Records from a data source:
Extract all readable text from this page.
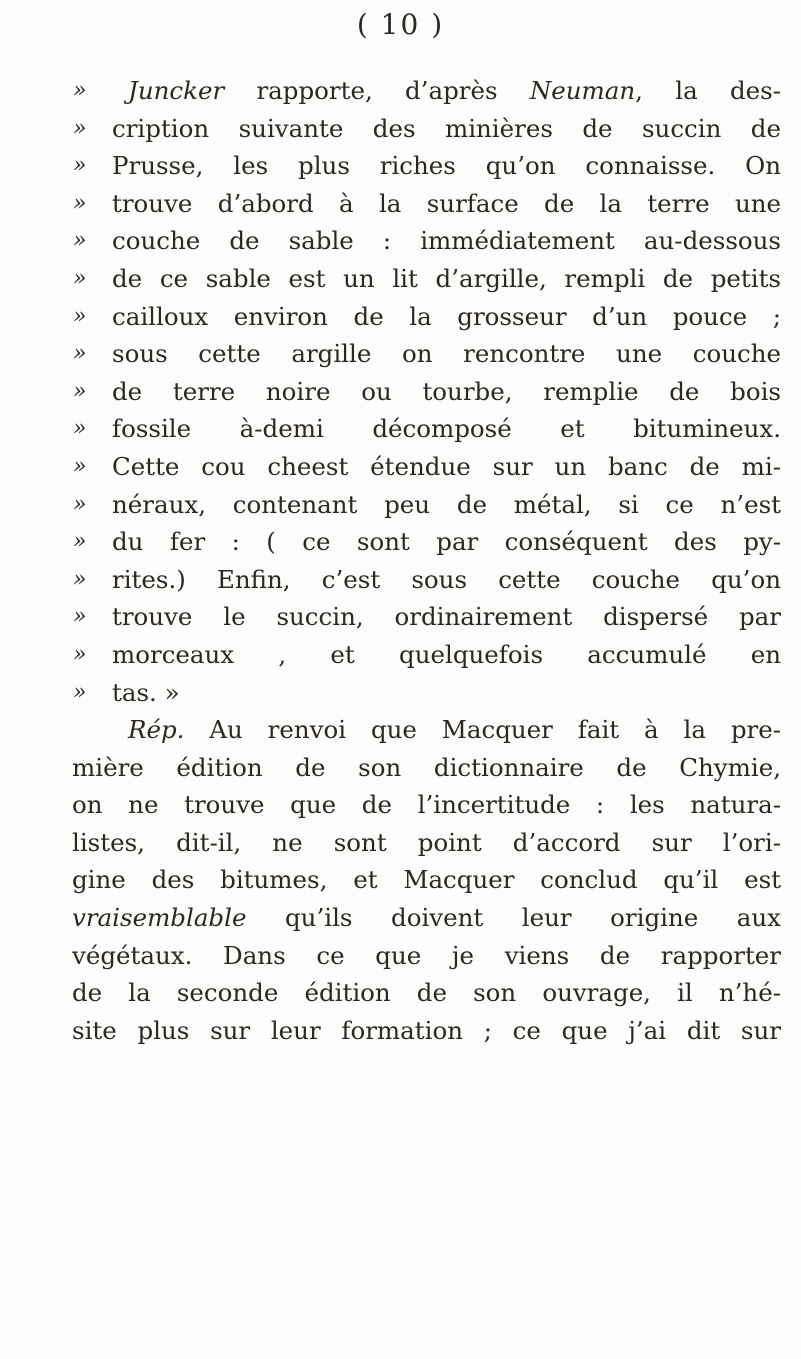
( 10 )
» Juncker rapporte, d’après Neuman, la des-
» cription suivante des minières de succin de
» Prusse, les plus riches qu’on connaisse. On
» trouve d’abord à la surface de la terre une
» couche de sable : immédiatement au-dessous
» de ce sable est un lit d’argille, rempli de petits
» cailloux environ de la grosseur d’un pouce ;
» sous cette argille on rencontre une couche
» de terre noire ou tourbe, remplie de bois
» fossile à-demi décomposé et bitumineux.
» Cette cou cheest étendue sur un banc de mi-
» néraux, contenant peu de métal, si ce n’est
» du fer : ( ce sont par conséquent des py-
» rites.) Enfin, c’est sous cette couche qu’on
» trouve le succin, ordinairement dispersé par
» morceaux , et quelquefois accumulé en
» tas. »
Rép. Au renvoi que Macquer fait à la pre-
mière édition de son dictionnaire de Chymie,
on ne trouve que de l’incertitude : les natura-
listes, dit-il, ne sont point d’accord sur l’ori-
gine des bitumes, et Macquer conclud qu’il est
vraisemblable qu’ils doivent leur origine aux
végétaux. Dans ce que je viens de rapporter
de la seconde édition de son ouvrage, il n’hé-
site plus sur leur formation ; ce que j’ai dit sur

(Given exercise):
Pictures in the records above should not be copied. Repeat everything else exactly.

(Exercise answer):
Extract all readable text from this page.
( 10 )
» Juncker rapporte, d’après Neuman, la des-
» cription suivante des minières de succin de
» Prusse, les plus riches qu’on connaisse. On
» trouve d’abord à la surface de la terre une
» couche de sable : immédiatement au-dessous
» de ce sable est un lit d’argille, rempli de petits
» cailloux environ de la grosseur d’un pouce ;
» sous cette argille on rencontre une couche
» de terre noire ou tourbe, remplie de bois
» fossile à-demi décomposé et bitumineux.
» Cette cou cheest étendue sur un banc de mi-
» néraux, contenant peu de métal, si ce n’est
» du fer : ( ce sont par conséquent des py-
» rites.) Enfin, c’est sous cette couche qu’on
» trouve le succin, ordinairement dispersé par
» morceaux , et quelquefois accumulé en
» tas. »
Rép. Au renvoi que Macquer fait à la pre-
mière édition de son dictionnaire de Chymie,
on ne trouve que de l’incertitude : les natura-
listes, dit-il, ne sont point d’accord sur l’ori-
gine des bitumes, et Macquer conclud qu’il est
vraisemblable qu’ils doivent leur origine aux
végétaux. Dans ce que je viens de rapporter
de la seconde édition de son ouvrage, il n’hé-
site plus sur leur formation ; ce que j’ai dit sur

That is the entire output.